>> START

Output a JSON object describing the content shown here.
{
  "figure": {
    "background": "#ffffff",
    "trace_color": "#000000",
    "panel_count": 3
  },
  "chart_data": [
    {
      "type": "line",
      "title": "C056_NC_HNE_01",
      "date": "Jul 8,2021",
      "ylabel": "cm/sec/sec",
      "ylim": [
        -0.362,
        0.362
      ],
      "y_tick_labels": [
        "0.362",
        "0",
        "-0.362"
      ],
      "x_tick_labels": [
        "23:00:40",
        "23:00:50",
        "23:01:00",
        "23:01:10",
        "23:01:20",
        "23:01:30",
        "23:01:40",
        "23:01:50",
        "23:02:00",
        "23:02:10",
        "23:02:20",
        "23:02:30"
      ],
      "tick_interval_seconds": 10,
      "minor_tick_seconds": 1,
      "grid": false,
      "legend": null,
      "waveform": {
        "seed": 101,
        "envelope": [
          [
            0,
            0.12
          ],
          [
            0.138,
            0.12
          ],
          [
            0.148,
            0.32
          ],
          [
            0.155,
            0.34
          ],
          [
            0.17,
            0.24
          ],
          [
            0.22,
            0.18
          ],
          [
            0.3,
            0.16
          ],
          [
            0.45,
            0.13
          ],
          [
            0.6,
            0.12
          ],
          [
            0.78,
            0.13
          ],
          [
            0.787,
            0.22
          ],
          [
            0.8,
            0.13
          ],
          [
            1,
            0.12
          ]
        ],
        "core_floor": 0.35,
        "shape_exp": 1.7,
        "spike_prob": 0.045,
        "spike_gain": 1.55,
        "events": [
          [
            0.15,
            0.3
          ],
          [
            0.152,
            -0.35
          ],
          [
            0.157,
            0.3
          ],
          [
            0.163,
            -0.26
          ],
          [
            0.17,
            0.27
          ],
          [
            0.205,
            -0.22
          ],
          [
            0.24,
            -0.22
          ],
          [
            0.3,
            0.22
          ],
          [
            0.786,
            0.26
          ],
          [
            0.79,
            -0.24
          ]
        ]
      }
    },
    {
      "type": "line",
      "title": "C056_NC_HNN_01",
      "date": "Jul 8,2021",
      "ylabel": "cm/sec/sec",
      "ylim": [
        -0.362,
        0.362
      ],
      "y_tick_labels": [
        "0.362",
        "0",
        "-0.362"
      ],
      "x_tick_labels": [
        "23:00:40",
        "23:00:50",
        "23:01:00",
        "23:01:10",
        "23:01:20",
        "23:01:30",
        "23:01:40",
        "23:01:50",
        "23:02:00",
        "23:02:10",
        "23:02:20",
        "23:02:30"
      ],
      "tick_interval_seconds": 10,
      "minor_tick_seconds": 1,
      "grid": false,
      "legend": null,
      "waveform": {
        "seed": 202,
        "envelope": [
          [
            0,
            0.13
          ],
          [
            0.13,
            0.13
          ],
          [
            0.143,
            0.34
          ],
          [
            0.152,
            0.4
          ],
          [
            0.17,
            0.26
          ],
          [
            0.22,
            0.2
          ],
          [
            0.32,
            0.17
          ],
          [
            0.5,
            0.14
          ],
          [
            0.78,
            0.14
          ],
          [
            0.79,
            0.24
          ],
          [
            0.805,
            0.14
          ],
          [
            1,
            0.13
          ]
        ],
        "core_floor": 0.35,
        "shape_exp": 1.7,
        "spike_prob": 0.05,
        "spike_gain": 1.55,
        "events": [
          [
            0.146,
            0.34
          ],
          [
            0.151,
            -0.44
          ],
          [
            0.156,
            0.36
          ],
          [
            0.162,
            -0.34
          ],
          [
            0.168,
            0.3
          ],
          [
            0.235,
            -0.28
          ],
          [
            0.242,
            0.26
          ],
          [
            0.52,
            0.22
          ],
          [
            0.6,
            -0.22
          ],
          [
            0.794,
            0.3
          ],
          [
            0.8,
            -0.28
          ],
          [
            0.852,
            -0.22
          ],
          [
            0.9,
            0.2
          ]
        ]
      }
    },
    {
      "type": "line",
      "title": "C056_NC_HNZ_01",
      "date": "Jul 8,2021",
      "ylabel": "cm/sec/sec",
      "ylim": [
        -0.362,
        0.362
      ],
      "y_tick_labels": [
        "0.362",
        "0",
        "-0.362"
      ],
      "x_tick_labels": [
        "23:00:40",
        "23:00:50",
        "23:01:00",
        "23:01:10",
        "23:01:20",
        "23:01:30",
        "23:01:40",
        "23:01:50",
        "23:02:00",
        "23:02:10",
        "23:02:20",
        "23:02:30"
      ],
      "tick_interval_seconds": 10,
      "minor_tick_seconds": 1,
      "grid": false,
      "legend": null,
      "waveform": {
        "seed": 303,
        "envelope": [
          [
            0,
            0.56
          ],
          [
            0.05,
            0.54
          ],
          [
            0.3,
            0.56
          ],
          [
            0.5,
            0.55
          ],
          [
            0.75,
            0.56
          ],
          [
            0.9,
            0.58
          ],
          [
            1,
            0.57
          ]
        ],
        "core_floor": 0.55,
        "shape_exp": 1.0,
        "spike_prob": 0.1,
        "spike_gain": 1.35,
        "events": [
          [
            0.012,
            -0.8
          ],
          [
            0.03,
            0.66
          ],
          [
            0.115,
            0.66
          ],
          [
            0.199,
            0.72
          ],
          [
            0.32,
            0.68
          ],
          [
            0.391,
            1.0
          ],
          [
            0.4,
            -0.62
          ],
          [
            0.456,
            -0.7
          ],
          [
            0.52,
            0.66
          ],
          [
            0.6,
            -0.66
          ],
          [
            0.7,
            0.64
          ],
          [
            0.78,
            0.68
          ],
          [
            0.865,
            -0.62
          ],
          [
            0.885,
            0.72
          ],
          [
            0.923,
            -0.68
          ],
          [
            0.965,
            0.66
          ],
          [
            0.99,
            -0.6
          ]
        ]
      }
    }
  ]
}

>> END

◆ **WHAT IS ASKED**: Repeat the records above exactly as they appear.

◆ **RESULT OF THE TASK**:
Output a JSON object describing the content shown here.
{
  "figure": {
    "background": "#ffffff",
    "trace_color": "#000000",
    "panel_count": 3
  },
  "chart_data": [
    {
      "type": "line",
      "title": "C056_NC_HNE_01",
      "date": "Jul 8,2021",
      "ylabel": "cm/sec/sec",
      "ylim": [
        -0.362,
        0.362
      ],
      "y_tick_labels": [
        "0.362",
        "0",
        "-0.362"
      ],
      "x_tick_labels": [
        "23:00:40",
        "23:00:50",
        "23:01:00",
        "23:01:10",
        "23:01:20",
        "23:01:30",
        "23:01:40",
        "23:01:50",
        "23:02:00",
        "23:02:10",
        "23:02:20",
        "23:02:30"
      ],
      "tick_interval_seconds": 10,
      "minor_tick_seconds": 1,
      "grid": false,
      "legend": null,
      "waveform": {
        "seed": 101,
        "envelope": [
          [
            0,
            0.12
          ],
          [
            0.138,
            0.12
          ],
          [
            0.148,
            0.32
          ],
          [
            0.155,
            0.34
          ],
          [
            0.17,
            0.24
          ],
          [
            0.22,
            0.18
          ],
          [
            0.3,
            0.16
          ],
          [
            0.45,
            0.13
          ],
          [
            0.6,
            0.12
          ],
          [
            0.78,
            0.13
          ],
          [
            0.787,
            0.22
          ],
          [
            0.8,
            0.13
          ],
          [
            1,
            0.12
          ]
        ],
        "core_floor": 0.35,
        "shape_exp": 1.7,
        "spike_prob": 0.045,
        "spike_gain": 1.55,
        "events": [
          [
            0.15,
            0.3
          ],
          [
            0.152,
            -0.35
          ],
          [
            0.157,
            0.3
          ],
          [
            0.163,
            -0.26
          ],
          [
            0.17,
            0.27
          ],
          [
            0.205,
            -0.22
          ],
          [
            0.24,
            -0.22
          ],
          [
            0.3,
            0.22
          ],
          [
            0.786,
            0.26
          ],
          [
            0.79,
            -0.24
          ]
        ]
      }
    },
    {
      "type": "line",
      "title": "C056_NC_HNN_01",
      "date": "Jul 8,2021",
      "ylabel": "cm/sec/sec",
      "ylim": [
        -0.362,
        0.362
      ],
      "y_tick_labels": [
        "0.362",
        "0",
        "-0.362"
      ],
      "x_tick_labels": [
        "23:00:40",
        "23:00:50",
        "23:01:00",
        "23:01:10",
        "23:01:20",
        "23:01:30",
        "23:01:40",
        "23:01:50",
        "23:02:00",
        "23:02:10",
        "23:02:20",
        "23:02:30"
      ],
      "tick_interval_seconds": 10,
      "minor_tick_seconds": 1,
      "grid": false,
      "legend": null,
      "waveform": {
        "seed": 202,
        "envelope": [
          [
            0,
            0.13
          ],
          [
            0.13,
            0.13
          ],
          [
            0.143,
            0.34
          ],
          [
            0.152,
            0.4
          ],
          [
            0.17,
            0.26
          ],
          [
            0.22,
            0.2
          ],
          [
            0.32,
            0.17
          ],
          [
            0.5,
            0.14
          ],
          [
            0.78,
            0.14
          ],
          [
            0.79,
            0.24
          ],
          [
            0.805,
            0.14
          ],
          [
            1,
            0.13
          ]
        ],
        "core_floor": 0.35,
        "shape_exp": 1.7,
        "spike_prob": 0.05,
        "spike_gain": 1.55,
        "events": [
          [
            0.146,
            0.34
          ],
          [
            0.151,
            -0.44
          ],
          [
            0.156,
            0.36
          ],
          [
            0.162,
            -0.34
          ],
          [
            0.168,
            0.3
          ],
          [
            0.235,
            -0.28
          ],
          [
            0.242,
            0.26
          ],
          [
            0.52,
            0.22
          ],
          [
            0.6,
            -0.22
          ],
          [
            0.794,
            0.3
          ],
          [
            0.8,
            -0.28
          ],
          [
            0.852,
            -0.22
          ],
          [
            0.9,
            0.2
          ]
        ]
      }
    },
    {
      "type": "line",
      "title": "C056_NC_HNZ_01",
      "date": "Jul 8,2021",
      "ylabel": "cm/sec/sec",
      "ylim": [
        -0.362,
        0.362
      ],
      "y_tick_labels": [
        "0.362",
        "0",
        "-0.362"
      ],
      "x_tick_labels": [
        "23:00:40",
        "23:00:50",
        "23:01:00",
        "23:01:10",
        "23:01:20",
        "23:01:30",
        "23:01:40",
        "23:01:50",
        "23:02:00",
        "23:02:10",
        "23:02:20",
        "23:02:30"
      ],
      "tick_interval_seconds": 10,
      "minor_tick_seconds": 1,
      "grid": false,
      "legend": null,
      "waveform": {
        "seed": 303,
        "envelope": [
          [
            0,
            0.56
          ],
          [
            0.05,
            0.54
          ],
          [
            0.3,
            0.56
          ],
          [
            0.5,
            0.55
          ],
          [
            0.75,
            0.56
          ],
          [
            0.9,
            0.58
          ],
          [
            1,
            0.57
          ]
        ],
        "core_floor": 0.55,
        "shape_exp": 1.0,
        "spike_prob": 0.1,
        "spike_gain": 1.35,
        "events": [
          [
            0.012,
            -0.8
          ],
          [
            0.03,
            0.66
          ],
          [
            0.115,
            0.66
          ],
          [
            0.199,
            0.72
          ],
          [
            0.32,
            0.68
          ],
          [
            0.391,
            1.0
          ],
          [
            0.4,
            -0.62
          ],
          [
            0.456,
            -0.7
          ],
          [
            0.52,
            0.66
          ],
          [
            0.6,
            -0.66
          ],
          [
            0.7,
            0.64
          ],
          [
            0.78,
            0.68
          ],
          [
            0.865,
            -0.62
          ],
          [
            0.885,
            0.72
          ],
          [
            0.923,
            -0.68
          ],
          [
            0.965,
            0.66
          ],
          [
            0.99,
            -0.6
          ]
        ]
      }
    }
  ]
}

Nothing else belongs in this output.